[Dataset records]
## Start

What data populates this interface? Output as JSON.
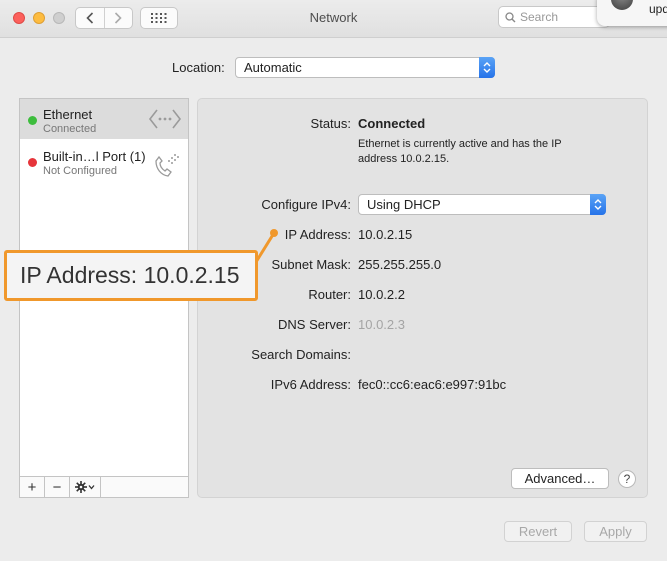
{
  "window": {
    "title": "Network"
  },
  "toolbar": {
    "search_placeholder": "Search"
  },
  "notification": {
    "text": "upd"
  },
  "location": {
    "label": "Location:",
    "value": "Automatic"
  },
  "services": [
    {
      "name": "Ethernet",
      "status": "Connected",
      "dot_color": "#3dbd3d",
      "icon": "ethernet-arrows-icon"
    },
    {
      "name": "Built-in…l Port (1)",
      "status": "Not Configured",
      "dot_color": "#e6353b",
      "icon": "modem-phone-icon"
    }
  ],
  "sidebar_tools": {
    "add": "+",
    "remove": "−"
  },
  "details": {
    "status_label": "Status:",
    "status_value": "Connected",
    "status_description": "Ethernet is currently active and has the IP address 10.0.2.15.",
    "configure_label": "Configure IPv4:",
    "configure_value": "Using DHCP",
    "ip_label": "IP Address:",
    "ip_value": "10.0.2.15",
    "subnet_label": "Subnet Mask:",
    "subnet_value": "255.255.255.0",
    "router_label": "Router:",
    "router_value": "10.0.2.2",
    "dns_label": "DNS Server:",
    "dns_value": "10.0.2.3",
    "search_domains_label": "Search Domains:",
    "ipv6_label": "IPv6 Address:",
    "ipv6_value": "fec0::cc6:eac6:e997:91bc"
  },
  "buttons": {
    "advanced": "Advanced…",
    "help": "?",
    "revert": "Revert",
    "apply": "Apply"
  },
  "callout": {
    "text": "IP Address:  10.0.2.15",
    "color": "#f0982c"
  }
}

## End

Say how many lines in the records hold the string "Search", and say nothing else.

== Exercise output ==
2